GIVEN PROBLEM 1
In the thread on large-scale Linode deployments, what platform and version will the site be developed on?
GIVEN PROBLEM 2
From the thread on large-scale Linode deployments, list each component of the setup the original poster currently has in mind.
### SELECTED EXTRACT ###
Large Scale Deployments: What's your Linode recipe?

Hello all:

I have been approached by a client to put a business plan for a large scale service, a membership-only teaching-oriented website that will rely heavily on protected video content. We will be dev-ing on Drupal 7 and running Movie Masher as a video encoder/decoder server app on EC2 for backend processing.

I want to keep the non-video side of the project in Linode for many reasons too long to explain here, but I have never really set up something as large as what these people are asking for. 42k 30 second video clips, 10k memberships with an extra free second tier membership level of an additional 3.5k. And this is just for the first sex months only. They expect it to grow to 200k within one year with 120k videos. The videos will be protected, not public though.

After a few days trying to figure this out (starting with whether I should even be looking at Linode, but collocated servers instead) I thought perhaps some of you maybe be running some large scale set ups and would be kind enough to give some basics of your set ups. How many nodes? Are you running the databases separately? Using node balancers? How many? CDN…which one? Storing at Linode or S3?

Money is not a problem, so knock yourselves out. This is how I see it on my head as of right now:

One Linode Linode 2048 to run the front Drupal site.

One Linode 20GB to run as storage for video files OR An S3 account at amazon.

One Linode 20GB to run the MySQL database.

3 or 2 Node Balancers, one for each Linode used.

One EC2 at Amazon to run the MM server.

Not sure how do I implement the CDN or if needed since all this content won't be public. I would imagine I would probably want one.

Or should I go the collocated route?

Anyway, any feedback would be much appreciated.

8 Replies

Personally, on any large projects, we colocate. That way we have complete control over the hardware (cpu, ram, storage) and we know exactly what is running on the box (no pesky virtual neighbors to make troubleshooting harder then it needs to be).

Hardware upgrades are a one time investment instead of a monthly hit. Storage is what you need, not what's available. And all 8 cpu cores are all yours baby, sharing is for sissies (just kidding).

That way you can buy/build your own custom boxes and just shop for decent bandwidth.

Don't take this the wrong way, absolutely nothing wrong with Linode (they're the best VPS provider out there), but you'd be trying to make a large screwdriver into a jack hammer going the VPS route (in my opinion).
### DATA PROVIDED ###
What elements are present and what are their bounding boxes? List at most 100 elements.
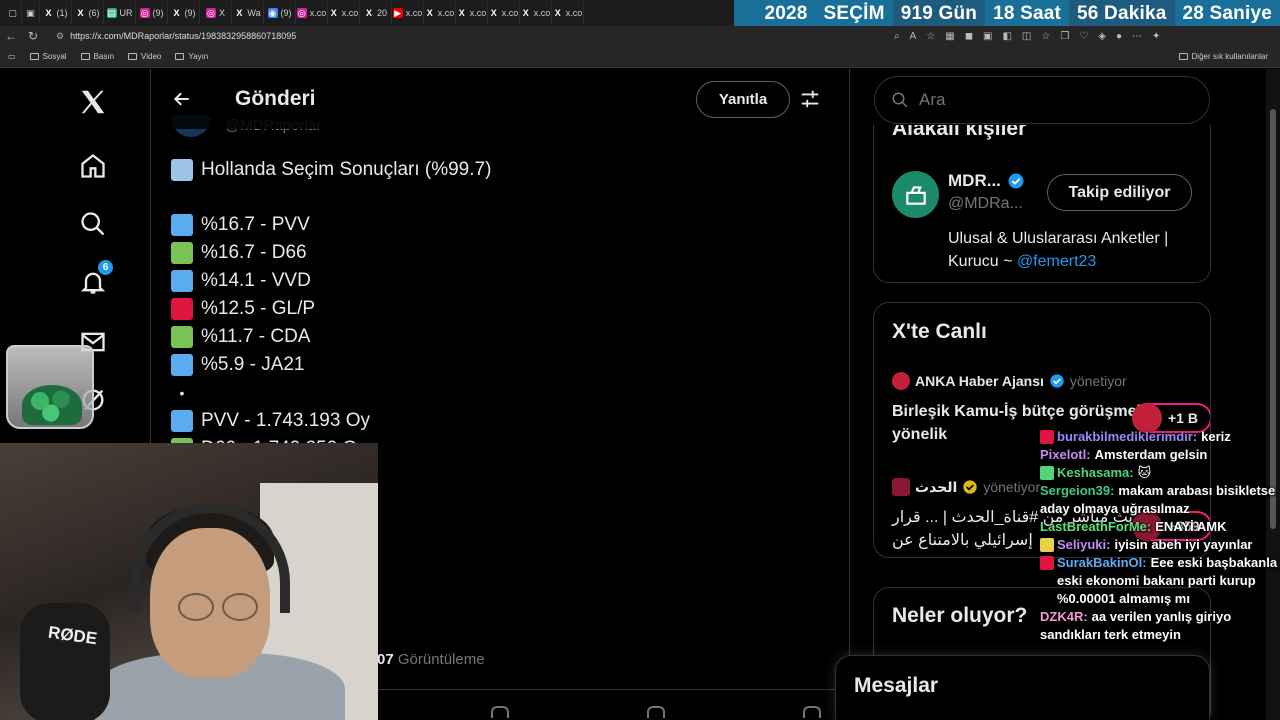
###
REPLY 1
Drupal 7.

REPLY 2
- One Linode 2048 to run the front Drupal site
- One Linode 20GB for video file storage, or an Amazon S3 account
- One Linode 20GB to run the MySQL database
- Three or two NodeBalancers, one for each Linode used
- One EC2 instance at Amazon to run the Movie Masher server